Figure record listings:
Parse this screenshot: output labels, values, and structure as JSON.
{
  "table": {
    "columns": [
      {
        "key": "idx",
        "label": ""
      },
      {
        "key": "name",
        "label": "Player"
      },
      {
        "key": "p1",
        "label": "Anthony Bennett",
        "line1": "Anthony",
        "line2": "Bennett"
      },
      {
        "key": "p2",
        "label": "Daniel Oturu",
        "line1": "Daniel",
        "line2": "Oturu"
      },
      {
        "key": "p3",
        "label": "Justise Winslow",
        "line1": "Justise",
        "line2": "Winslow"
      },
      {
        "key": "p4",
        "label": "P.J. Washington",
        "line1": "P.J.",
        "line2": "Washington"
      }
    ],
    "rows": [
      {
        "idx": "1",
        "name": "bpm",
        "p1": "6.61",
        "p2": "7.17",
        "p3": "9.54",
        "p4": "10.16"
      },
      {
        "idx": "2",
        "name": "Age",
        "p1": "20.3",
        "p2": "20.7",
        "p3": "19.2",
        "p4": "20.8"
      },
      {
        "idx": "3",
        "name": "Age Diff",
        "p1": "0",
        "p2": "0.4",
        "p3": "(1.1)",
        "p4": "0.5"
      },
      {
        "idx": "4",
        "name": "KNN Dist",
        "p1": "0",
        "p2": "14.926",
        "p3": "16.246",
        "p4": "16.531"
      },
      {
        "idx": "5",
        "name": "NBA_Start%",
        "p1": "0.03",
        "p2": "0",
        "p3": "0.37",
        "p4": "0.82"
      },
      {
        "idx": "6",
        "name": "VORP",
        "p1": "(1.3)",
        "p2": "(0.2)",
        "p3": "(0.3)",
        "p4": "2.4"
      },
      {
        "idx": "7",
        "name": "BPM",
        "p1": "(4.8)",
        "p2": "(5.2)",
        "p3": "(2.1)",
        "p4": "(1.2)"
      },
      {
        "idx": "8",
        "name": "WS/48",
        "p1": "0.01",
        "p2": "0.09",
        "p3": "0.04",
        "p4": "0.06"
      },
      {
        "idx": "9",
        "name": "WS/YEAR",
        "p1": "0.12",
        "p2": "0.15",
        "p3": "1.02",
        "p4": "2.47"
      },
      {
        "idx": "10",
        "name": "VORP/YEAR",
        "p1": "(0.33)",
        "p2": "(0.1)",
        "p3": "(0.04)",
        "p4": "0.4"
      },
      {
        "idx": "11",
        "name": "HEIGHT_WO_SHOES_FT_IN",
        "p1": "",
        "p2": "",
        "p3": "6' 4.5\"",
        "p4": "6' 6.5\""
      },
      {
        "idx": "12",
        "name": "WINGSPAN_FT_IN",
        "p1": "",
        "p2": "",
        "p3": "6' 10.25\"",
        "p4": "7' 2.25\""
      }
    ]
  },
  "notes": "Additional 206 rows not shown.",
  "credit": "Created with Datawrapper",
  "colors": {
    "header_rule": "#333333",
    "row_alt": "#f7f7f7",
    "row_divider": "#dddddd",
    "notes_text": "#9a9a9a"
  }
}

■ INSTRUCTIONS FOR THE TASK ■
Show, from the listing above, each line that contains the word "Winslow".

■ SOLUTION ■
        "label": "Justise Winslow",
        "line2": "Winslow"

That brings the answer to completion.